[Figure collection entries]
____________________
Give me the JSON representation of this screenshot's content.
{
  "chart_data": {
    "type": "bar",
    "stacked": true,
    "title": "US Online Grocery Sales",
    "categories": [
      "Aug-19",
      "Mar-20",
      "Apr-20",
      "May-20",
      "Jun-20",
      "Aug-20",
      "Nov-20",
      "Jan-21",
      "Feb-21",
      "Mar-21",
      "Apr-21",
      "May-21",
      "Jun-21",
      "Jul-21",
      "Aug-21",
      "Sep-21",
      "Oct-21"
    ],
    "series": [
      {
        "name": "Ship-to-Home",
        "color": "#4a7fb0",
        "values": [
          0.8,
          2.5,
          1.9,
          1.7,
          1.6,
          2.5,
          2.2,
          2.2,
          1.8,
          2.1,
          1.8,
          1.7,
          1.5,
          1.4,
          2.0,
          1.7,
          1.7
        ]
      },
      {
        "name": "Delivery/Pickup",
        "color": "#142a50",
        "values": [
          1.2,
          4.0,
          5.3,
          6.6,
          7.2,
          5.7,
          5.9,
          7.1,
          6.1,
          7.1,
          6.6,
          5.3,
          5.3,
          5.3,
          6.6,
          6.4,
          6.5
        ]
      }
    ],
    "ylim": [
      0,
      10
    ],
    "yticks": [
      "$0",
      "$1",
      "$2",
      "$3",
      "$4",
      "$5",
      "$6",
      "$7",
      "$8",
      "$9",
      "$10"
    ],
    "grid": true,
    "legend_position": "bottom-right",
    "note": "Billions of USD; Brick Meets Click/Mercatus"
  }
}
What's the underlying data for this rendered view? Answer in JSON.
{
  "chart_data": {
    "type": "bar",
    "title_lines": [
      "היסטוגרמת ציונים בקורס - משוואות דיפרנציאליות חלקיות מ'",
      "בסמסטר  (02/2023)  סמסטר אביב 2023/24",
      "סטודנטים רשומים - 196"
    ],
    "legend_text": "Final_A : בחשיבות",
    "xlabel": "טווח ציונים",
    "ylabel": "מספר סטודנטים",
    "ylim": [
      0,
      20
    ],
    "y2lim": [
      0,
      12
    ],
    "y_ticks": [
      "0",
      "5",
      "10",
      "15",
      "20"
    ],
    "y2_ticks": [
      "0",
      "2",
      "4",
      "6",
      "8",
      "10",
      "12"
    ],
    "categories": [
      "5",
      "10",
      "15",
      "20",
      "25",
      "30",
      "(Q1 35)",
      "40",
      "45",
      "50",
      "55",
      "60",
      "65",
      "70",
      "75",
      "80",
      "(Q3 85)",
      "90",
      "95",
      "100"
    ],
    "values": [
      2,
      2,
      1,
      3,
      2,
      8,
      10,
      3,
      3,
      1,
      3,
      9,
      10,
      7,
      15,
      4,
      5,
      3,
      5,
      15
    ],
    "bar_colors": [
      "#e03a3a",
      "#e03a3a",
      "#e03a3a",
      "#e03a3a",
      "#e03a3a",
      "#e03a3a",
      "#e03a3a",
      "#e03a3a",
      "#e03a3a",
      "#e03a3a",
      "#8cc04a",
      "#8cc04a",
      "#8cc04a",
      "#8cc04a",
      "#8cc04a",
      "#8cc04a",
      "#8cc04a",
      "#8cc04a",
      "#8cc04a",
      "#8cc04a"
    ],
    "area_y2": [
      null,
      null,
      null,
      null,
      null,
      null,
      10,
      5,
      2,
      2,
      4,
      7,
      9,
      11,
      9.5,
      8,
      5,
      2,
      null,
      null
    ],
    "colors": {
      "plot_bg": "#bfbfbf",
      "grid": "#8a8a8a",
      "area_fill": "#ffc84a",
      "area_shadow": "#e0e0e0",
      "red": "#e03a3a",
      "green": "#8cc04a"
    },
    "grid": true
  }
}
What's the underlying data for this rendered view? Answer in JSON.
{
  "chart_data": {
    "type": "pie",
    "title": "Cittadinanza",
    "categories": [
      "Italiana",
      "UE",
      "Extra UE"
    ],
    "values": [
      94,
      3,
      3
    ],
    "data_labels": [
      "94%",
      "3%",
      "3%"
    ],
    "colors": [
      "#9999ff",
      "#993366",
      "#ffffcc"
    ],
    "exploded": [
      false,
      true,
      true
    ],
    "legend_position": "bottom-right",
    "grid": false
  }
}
____________________
■ Task statement: Find how many lines of the entries contain "סטודנטים". Respond with the number only.

■ Task response: 2